◆ Aim of the exercise: Pull out all lines from the listing below in which the word "icon" appears.

◆ Provided information:
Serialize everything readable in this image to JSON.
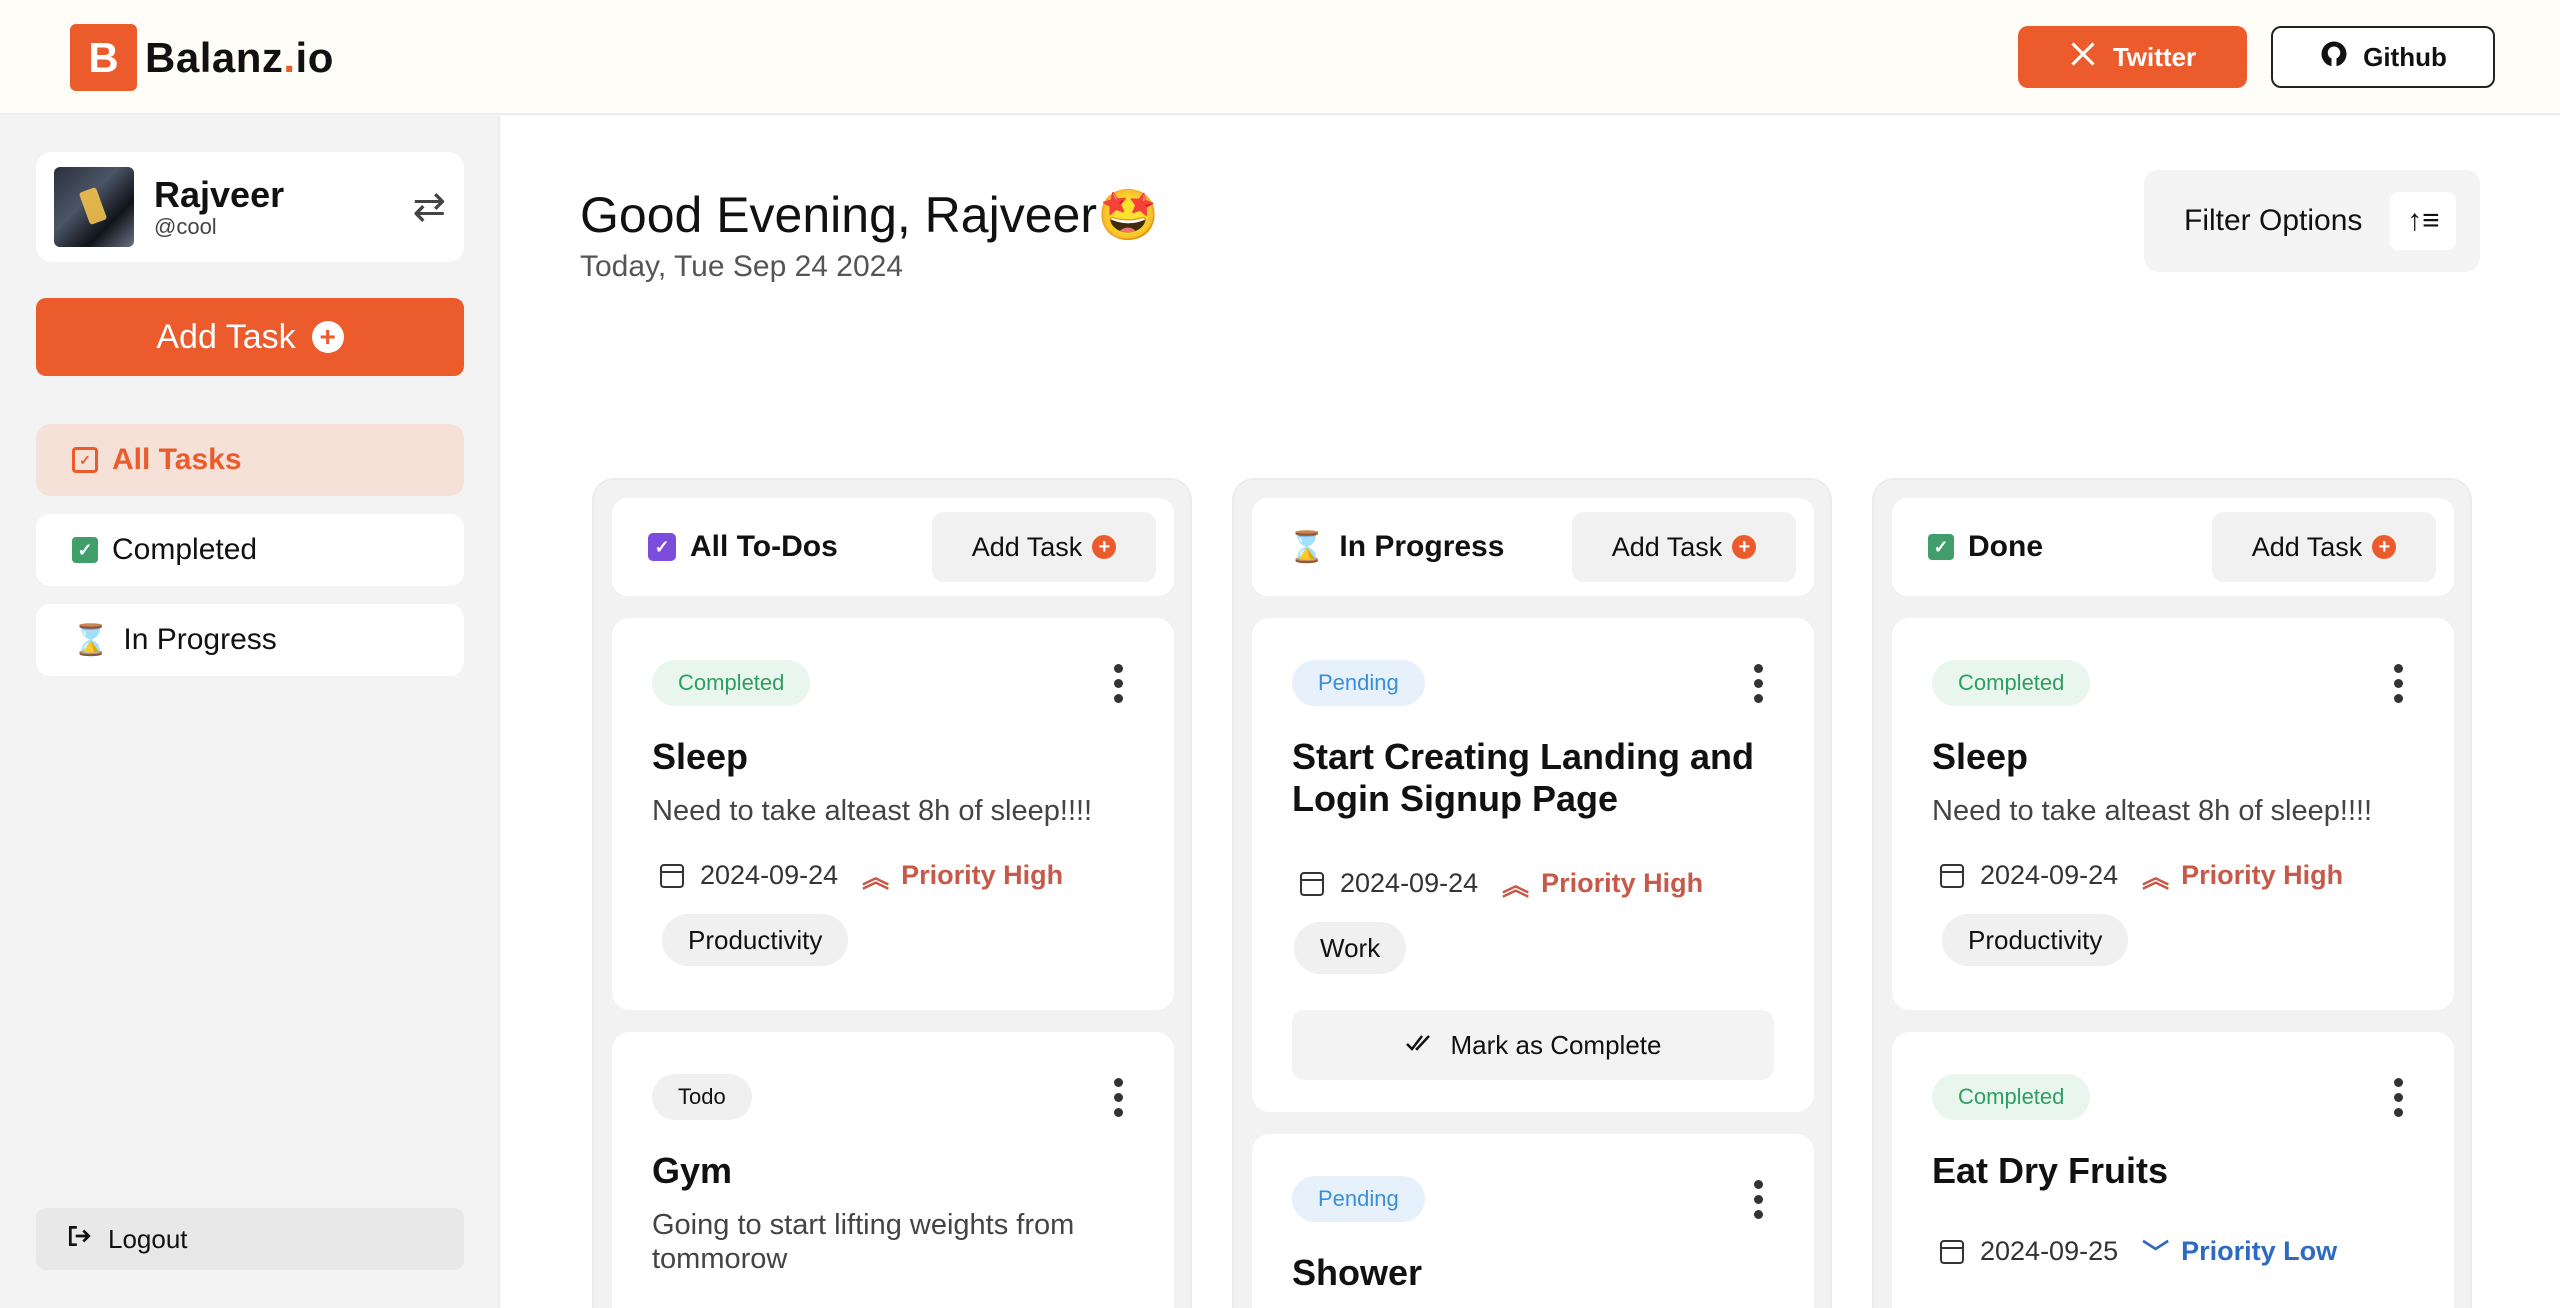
{
  "brand": {
    "letter": "B",
    "name_main": "Balanz",
    "name_dot": ".",
    "name_tld": "io"
  },
  "header": {
    "twitter_label": "Twitter",
    "github_label": "Github"
  },
  "profile": {
    "name": "Rajveer",
    "handle": "@cool"
  },
  "sidebar": {
    "add_task_label": "Add Task",
    "items": [
      {
        "label": "All Tasks",
        "icon": "calendar-check-icon",
        "active": true
      },
      {
        "label": "Completed",
        "icon": "check-square-icon",
        "active": false
      },
      {
        "label": "In Progress",
        "icon": "hourglass-icon",
        "active": false
      }
    ],
    "logout_label": "Logout"
  },
  "main": {
    "greeting": "Good Evening, Rajveer🤩",
    "date": "Today, Tue Sep 24 2024",
    "filter_label": "Filter Options"
  },
  "columns": [
    {
      "title": "All To-Dos",
      "add_label": "Add Task",
      "cards": [
        {
          "status": "Completed",
          "title": "Sleep",
          "description": "Need to take alteast 8h of sleep!!!!",
          "date": "2024-09-24",
          "priority": "Priority High",
          "tag": "Productivity"
        },
        {
          "status": "Todo",
          "title": "Gym",
          "description": "Going to start lifting weights from tommorow"
        }
      ]
    },
    {
      "title": "In Progress",
      "add_label": "Add Task",
      "cards": [
        {
          "status": "Pending",
          "title": "Start Creating Landing and Login Signup Page",
          "date": "2024-09-24",
          "priority": "Priority High",
          "tag": "Work",
          "action": "Mark as Complete"
        },
        {
          "status": "Pending",
          "title": "Shower"
        }
      ]
    },
    {
      "title": "Done",
      "add_label": "Add Task",
      "cards": [
        {
          "status": "Completed",
          "title": "Sleep",
          "description": "Need to take alteast 8h of sleep!!!!",
          "date": "2024-09-24",
          "priority": "Priority High",
          "tag": "Productivity"
        },
        {
          "status": "Completed",
          "title": "Eat Dry Fruits",
          "date": "2024-09-25",
          "priority": "Priority Low"
        }
      ]
    }
  ],
  "colors": {
    "accent": "#ec5b2b",
    "completed": "#2f9e62",
    "pending": "#3b8fd8",
    "priority_high": "#c65a4a",
    "priority_low": "#2d6ac0"
  }
}
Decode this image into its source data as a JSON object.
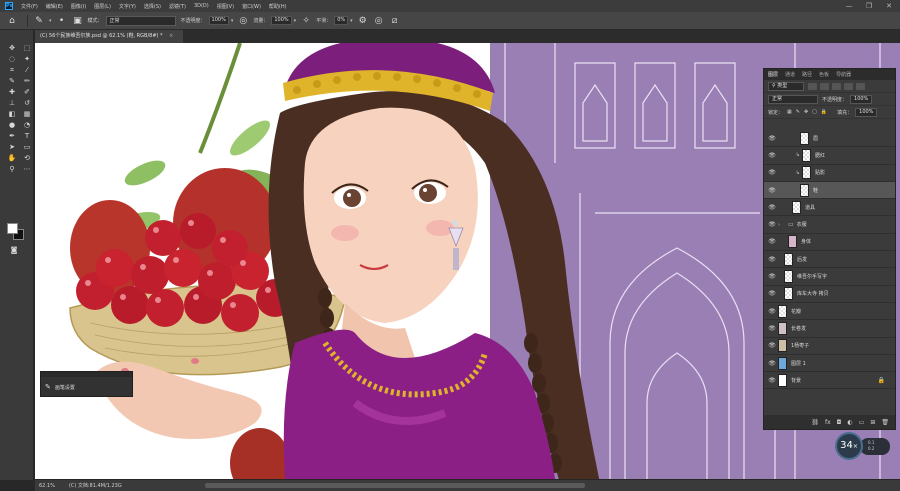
{
  "menu": {
    "logo": "Ps",
    "items": [
      "文件(F)",
      "编辑(E)",
      "图像(I)",
      "图层(L)",
      "文字(Y)",
      "选择(S)",
      "滤镜(T)",
      "3D(D)",
      "视图(V)",
      "窗口(W)",
      "帮助(H)"
    ]
  },
  "options": {
    "mode_label": "模式：",
    "mode_value": "正常",
    "opacity_label": "不透明度：",
    "opacity_value": "100%",
    "flow_label": "流量：",
    "flow_value": "100%",
    "smooth_label": "平滑：",
    "smooth_value": "0%"
  },
  "document": {
    "tab_title": "(C) 56个民族维吾尔族.psd @ 62.1% (鞋, RGB/8#) *",
    "tab_close": "×"
  },
  "status": {
    "zoom": "62.1%",
    "doc_info": "(C) 文档:81.4M/1.23G"
  },
  "brush_panel": {
    "label": "画笔设置"
  },
  "layers_panel": {
    "tabs": [
      "图层",
      "通道",
      "路径",
      "色板",
      "导航器"
    ],
    "kind_label": "类型",
    "blend_mode": "正常",
    "opacity_label": "不透明度：",
    "opacity_value": "100%",
    "lock_label": "锁定：",
    "fill_label": "填充：",
    "fill_value": "100%",
    "layers": [
      {
        "name": "眉",
        "clip": false,
        "folder": false,
        "selected": false
      },
      {
        "name": "腮红",
        "clip": true,
        "folder": false,
        "selected": false
      },
      {
        "name": "贴影",
        "clip": true,
        "folder": false,
        "selected": false
      },
      {
        "name": "鞋",
        "clip": false,
        "folder": false,
        "selected": true
      },
      {
        "name": "道具",
        "clip": false,
        "folder": false,
        "selected": false
      },
      {
        "name": "衣服",
        "clip": false,
        "folder": true,
        "selected": false
      },
      {
        "name": "身体",
        "clip": false,
        "folder": false,
        "selected": false
      },
      {
        "name": "后发",
        "clip": false,
        "folder": false,
        "selected": false
      },
      {
        "name": "维吾尔手写字",
        "clip": false,
        "folder": false,
        "selected": false
      },
      {
        "name": "库车大寺 拷贝",
        "clip": false,
        "folder": false,
        "selected": false
      },
      {
        "name": "花瓣",
        "clip": false,
        "folder": false,
        "selected": false
      },
      {
        "name": "长卷发",
        "clip": false,
        "folder": false,
        "selected": false
      },
      {
        "name": "1杨枣子",
        "clip": false,
        "folder": false,
        "selected": false
      },
      {
        "name": "图层 1",
        "clip": false,
        "folder": false,
        "selected": false
      },
      {
        "name": "背景",
        "clip": false,
        "folder": false,
        "selected": false
      }
    ]
  },
  "badge": {
    "value": "34",
    "suffix": "×",
    "side_lines": [
      "0.1",
      "0.2"
    ]
  },
  "colors": {
    "canvas_purple": "#9a7fb5",
    "cherry_red": "#c2202f",
    "hat_purple": "#7c1f7c",
    "gold": "#e0b42a"
  }
}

◆ Response:
        "icon": "calendar-check-icon",
        "icon": "check-square-icon",
        "icon": "hourglass-icon",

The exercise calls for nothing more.